#### Problem
Present every line in which the string "товаров" appears.

Dataset rows
○ ○ ○

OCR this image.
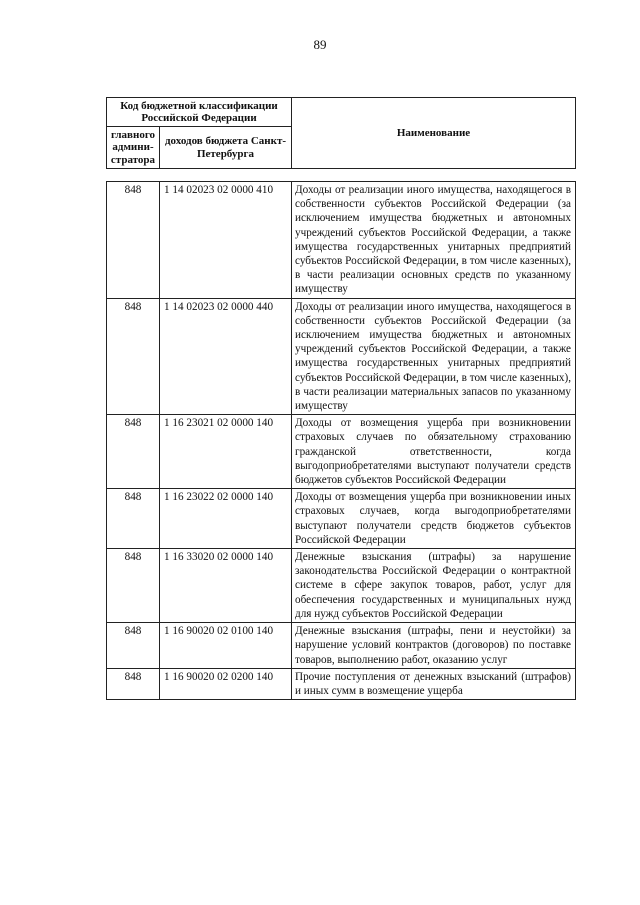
89
Код бюджетной классификации Российской Федерации		Наименование
главного админи-стратора	доходов бюджета Санкт-Петербурга	
848	1 14 02023 02 0000 410	Доходы от реализации иного имущества, находящегося в собственности субъектов Российской Федерации (за исключением имущества бюджетных и автономных учреждений субъектов Российской Федерации, а также имущества государственных унитарных предприятий субъектов Российской Федерации, в том числе казенных), в части реализации основных средств по указанному имуществу
848	1 14 02023 02 0000 440	Доходы от реализации иного имущества, находящегося в собственности субъектов Российской Федерации (за исключением имущества бюджетных и автономных учреждений субъектов Российской Федерации, а также имущества государственных унитарных предприятий субъектов Российской Федерации, в том числе казенных), в части реализации материальных запасов по указанному имуществу
848	1 16 23021 02 0000 140	Доходы от возмещения ущерба при возникновении страховых случаев по обязательному страхованию гражданской ответственности, когда выгодоприобретателями выступают получатели средств бюджетов субъектов Российской Федерации
848	1 16 23022 02 0000 140	Доходы от возмещения ущерба при возникновении иных страховых случаев, когда выгодоприобретателями выступают получатели средств бюджетов субъектов Российской Федерации
848	1 16 33020 02 0000 140	Денежные взыскания (штрафы) за нарушение законодательства Российской Федерации о контрактной системе в сфере закупок товаров, работ, услуг для обеспечения государственных и муниципальных нужд для нужд субъектов Российской Федерации
848	1 16 90020 02 0100 140	Денежные взыскания (штрафы, пени и неустойки) за нарушение условий контрактов (договоров) по поставке товаров, выполнению работ, оказанию услуг
848	1 16 90020 02 0200 140	Прочие поступления от денежных взысканий (штрафов) и иных сумм в возмещение ущерба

○ ○ ○

#### Worked solution
848	1 16 33020 02 0000 140	Денежные взыскания (штрафы) за нарушение законодательства Российской Федерации о контрактной системе в сфере закупок товаров, работ, услуг для обеспечения государственных и муниципальных нужд для нужд субъектов Российской Федерации
848	1 16 90020 02 0100 140	Денежные взыскания (штрафы, пени и неустойки) за нарушение условий контрактов (договоров) по поставке товаров, выполнению работ, оказанию услуг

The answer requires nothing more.